Reproduce the records below exactly as they appear.

* **Extracted entries**
•••

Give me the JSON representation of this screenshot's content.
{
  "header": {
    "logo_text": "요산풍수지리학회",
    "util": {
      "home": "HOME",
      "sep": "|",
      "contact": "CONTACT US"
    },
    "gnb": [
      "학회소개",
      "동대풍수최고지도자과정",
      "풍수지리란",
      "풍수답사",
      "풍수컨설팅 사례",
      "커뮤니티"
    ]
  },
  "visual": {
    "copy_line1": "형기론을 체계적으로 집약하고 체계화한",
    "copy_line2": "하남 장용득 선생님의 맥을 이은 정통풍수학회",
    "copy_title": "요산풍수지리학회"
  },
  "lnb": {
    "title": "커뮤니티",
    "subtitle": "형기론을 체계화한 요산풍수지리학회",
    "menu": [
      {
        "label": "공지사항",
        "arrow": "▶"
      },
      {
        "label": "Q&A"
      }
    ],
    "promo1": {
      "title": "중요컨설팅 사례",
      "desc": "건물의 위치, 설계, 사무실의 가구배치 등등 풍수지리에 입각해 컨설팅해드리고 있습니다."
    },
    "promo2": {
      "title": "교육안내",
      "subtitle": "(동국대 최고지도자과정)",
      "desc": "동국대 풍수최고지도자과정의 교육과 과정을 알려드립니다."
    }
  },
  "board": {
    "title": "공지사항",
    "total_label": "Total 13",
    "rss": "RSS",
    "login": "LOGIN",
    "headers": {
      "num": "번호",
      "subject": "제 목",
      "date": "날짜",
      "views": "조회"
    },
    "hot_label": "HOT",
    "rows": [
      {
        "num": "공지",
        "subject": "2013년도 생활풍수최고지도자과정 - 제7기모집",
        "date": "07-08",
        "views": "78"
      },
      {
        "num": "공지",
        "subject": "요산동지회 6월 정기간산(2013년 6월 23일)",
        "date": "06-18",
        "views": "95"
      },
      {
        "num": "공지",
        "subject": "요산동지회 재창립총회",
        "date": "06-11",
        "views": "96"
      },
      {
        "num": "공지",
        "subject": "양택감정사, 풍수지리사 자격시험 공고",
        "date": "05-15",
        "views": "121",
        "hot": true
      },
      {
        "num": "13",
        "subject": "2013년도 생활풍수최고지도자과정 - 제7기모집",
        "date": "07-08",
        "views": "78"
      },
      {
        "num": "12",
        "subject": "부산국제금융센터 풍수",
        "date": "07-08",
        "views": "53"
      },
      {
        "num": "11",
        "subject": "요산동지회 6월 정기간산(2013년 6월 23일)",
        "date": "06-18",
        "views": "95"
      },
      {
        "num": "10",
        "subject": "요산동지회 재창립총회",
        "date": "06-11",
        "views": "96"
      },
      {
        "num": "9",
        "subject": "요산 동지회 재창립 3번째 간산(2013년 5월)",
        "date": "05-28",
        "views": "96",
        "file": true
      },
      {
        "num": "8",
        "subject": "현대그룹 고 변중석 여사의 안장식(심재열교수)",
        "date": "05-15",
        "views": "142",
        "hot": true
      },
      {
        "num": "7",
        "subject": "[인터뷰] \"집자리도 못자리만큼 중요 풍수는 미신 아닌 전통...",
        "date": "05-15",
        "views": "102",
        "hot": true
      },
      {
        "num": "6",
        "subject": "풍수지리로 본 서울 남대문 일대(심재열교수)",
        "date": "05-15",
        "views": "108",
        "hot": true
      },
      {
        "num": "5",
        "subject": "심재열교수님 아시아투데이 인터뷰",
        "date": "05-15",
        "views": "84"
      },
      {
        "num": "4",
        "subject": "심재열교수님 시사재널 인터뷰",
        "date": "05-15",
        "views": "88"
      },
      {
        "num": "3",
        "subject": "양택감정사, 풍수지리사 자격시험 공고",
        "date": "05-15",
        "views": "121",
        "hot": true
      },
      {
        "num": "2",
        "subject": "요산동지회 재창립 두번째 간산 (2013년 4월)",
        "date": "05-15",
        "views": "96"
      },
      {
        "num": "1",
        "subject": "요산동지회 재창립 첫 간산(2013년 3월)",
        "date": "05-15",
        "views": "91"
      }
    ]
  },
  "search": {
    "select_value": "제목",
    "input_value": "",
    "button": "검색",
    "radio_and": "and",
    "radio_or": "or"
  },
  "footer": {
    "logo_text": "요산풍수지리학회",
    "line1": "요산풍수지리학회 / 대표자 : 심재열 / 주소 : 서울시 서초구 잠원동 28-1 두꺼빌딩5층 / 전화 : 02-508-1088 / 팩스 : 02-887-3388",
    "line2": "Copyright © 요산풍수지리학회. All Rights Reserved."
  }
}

•••

* **Answer for this exercise**
Give me the JSON representation of this screenshot's content.
{
  "header": {
    "logo_text": "요산풍수지리학회",
    "util": {
      "home": "HOME",
      "sep": "|",
      "contact": "CONTACT US"
    },
    "gnb": [
      "학회소개",
      "동대풍수최고지도자과정",
      "풍수지리란",
      "풍수답사",
      "풍수컨설팅 사례",
      "커뮤니티"
    ]
  },
  "visual": {
    "copy_line1": "형기론을 체계적으로 집약하고 체계화한",
    "copy_line2": "하남 장용득 선생님의 맥을 이은 정통풍수학회",
    "copy_title": "요산풍수지리학회"
  },
  "lnb": {
    "title": "커뮤니티",
    "subtitle": "형기론을 체계화한 요산풍수지리학회",
    "menu": [
      {
        "label": "공지사항",
        "arrow": "▶"
      },
      {
        "label": "Q&A"
      }
    ],
    "promo1": {
      "title": "중요컨설팅 사례",
      "desc": "건물의 위치, 설계, 사무실의 가구배치 등등 풍수지리에 입각해 컨설팅해드리고 있습니다."
    },
    "promo2": {
      "title": "교육안내",
      "subtitle": "(동국대 최고지도자과정)",
      "desc": "동국대 풍수최고지도자과정의 교육과 과정을 알려드립니다."
    }
  },
  "board": {
    "title": "공지사항",
    "total_label": "Total 13",
    "rss": "RSS",
    "login": "LOGIN",
    "headers": {
      "num": "번호",
      "subject": "제 목",
      "date": "날짜",
      "views": "조회"
    },
    "hot_label": "HOT",
    "rows": [
      {
        "num": "공지",
        "subject": "2013년도 생활풍수최고지도자과정 - 제7기모집",
        "date": "07-08",
        "views": "78"
      },
      {
        "num": "공지",
        "subject": "요산동지회 6월 정기간산(2013년 6월 23일)",
        "date": "06-18",
        "views": "95"
      },
      {
        "num": "공지",
        "subject": "요산동지회 재창립총회",
        "date": "06-11",
        "views": "96"
      },
      {
        "num": "공지",
        "subject": "양택감정사, 풍수지리사 자격시험 공고",
        "date": "05-15",
        "views": "121",
        "hot": true
      },
      {
        "num": "13",
        "subject": "2013년도 생활풍수최고지도자과정 - 제7기모집",
        "date": "07-08",
        "views": "78"
      },
      {
        "num": "12",
        "subject": "부산국제금융센터 풍수",
        "date": "07-08",
        "views": "53"
      },
      {
        "num": "11",
        "subject": "요산동지회 6월 정기간산(2013년 6월 23일)",
        "date": "06-18",
        "views": "95"
      },
      {
        "num": "10",
        "subject": "요산동지회 재창립총회",
        "date": "06-11",
        "views": "96"
      },
      {
        "num": "9",
        "subject": "요산 동지회 재창립 3번째 간산(2013년 5월)",
        "date": "05-28",
        "views": "96",
        "file": true
      },
      {
        "num": "8",
        "subject": "현대그룹 고 변중석 여사의 안장식(심재열교수)",
        "date": "05-15",
        "views": "142",
        "hot": true
      },
      {
        "num": "7",
        "subject": "[인터뷰] \"집자리도 못자리만큼 중요 풍수는 미신 아닌 전통...",
        "date": "05-15",
        "views": "102",
        "hot": true
      },
      {
        "num": "6",
        "subject": "풍수지리로 본 서울 남대문 일대(심재열교수)",
        "date": "05-15",
        "views": "108",
        "hot": true
      },
      {
        "num": "5",
        "subject": "심재열교수님 아시아투데이 인터뷰",
        "date": "05-15",
        "views": "84"
      },
      {
        "num": "4",
        "subject": "심재열교수님 시사재널 인터뷰",
        "date": "05-15",
        "views": "88"
      },
      {
        "num": "3",
        "subject": "양택감정사, 풍수지리사 자격시험 공고",
        "date": "05-15",
        "views": "121",
        "hot": true
      },
      {
        "num": "2",
        "subject": "요산동지회 재창립 두번째 간산 (2013년 4월)",
        "date": "05-15",
        "views": "96"
      },
      {
        "num": "1",
        "subject": "요산동지회 재창립 첫 간산(2013년 3월)",
        "date": "05-15",
        "views": "91"
      }
    ]
  },
  "search": {
    "select_value": "제목",
    "input_value": "",
    "button": "검색",
    "radio_and": "and",
    "radio_or": "or"
  },
  "footer": {
    "logo_text": "요산풍수지리학회",
    "line1": "요산풍수지리학회 / 대표자 : 심재열 / 주소 : 서울시 서초구 잠원동 28-1 두꺼빌딩5층 / 전화 : 02-508-1088 / 팩스 : 02-887-3388",
    "line2": "Copyright © 요산풍수지리학회. All Rights Reserved."
  }
}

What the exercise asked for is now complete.